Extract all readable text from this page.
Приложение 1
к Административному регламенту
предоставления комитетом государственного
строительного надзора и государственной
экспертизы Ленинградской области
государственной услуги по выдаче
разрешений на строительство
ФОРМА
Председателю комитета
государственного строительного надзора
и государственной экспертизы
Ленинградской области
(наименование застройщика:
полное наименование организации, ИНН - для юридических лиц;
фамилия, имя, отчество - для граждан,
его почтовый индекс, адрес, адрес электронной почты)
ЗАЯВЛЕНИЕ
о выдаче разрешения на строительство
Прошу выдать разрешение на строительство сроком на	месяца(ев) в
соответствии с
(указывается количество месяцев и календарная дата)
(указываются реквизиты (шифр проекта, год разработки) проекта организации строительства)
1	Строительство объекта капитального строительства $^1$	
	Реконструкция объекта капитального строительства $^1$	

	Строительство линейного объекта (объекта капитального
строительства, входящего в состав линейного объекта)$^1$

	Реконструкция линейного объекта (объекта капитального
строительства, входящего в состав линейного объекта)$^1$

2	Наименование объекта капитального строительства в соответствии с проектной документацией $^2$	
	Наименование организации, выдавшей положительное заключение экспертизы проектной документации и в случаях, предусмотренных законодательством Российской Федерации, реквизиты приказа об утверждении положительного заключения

::::::::::

Set down every record above exactly as given.

▸ Task response:
Extract all readable text from this page.
Приложение 1
к Административному регламенту
предоставления комитетом государственного
строительного надзора и государственной
экспертизы Ленинградской области
государственной услуги по выдаче
разрешений на строительство
ФОРМА
Председателю комитета
государственного строительного надзора
и государственной экспертизы
Ленинградской области
(наименование застройщика:
полное наименование организации, ИНН - для юридических лиц;
фамилия, имя, отчество - для граждан,
его почтовый индекс, адрес, адрес электронной почты)
ЗАЯВЛЕНИЕ
о выдаче разрешения на строительство
Прошу выдать разрешение на строительство сроком на	месяца(ев) в
соответствии с
(указывается количество месяцев и календарная дата)
(указываются реквизиты (шифр проекта, год разработки) проекта организации строительства)
1	Строительство объекта капитального строительства $^1$	
	Реконструкция объекта капитального строительства $^1$	

	Строительство линейного объекта (объекта капитального
строительства, входящего в состав линейного объекта)$^1$

	Реконструкция линейного объекта (объекта капитального
строительства, входящего в состав линейного объекта)$^1$

2	Наименование объекта капитального строительства в соответствии с проектной документацией $^2$	
	Наименование организации, выдавшей положительное заключение экспертизы проектной документации и в случаях, предусмотренных законодательством Российской Федерации, реквизиты приказа об утверждении положительного заключения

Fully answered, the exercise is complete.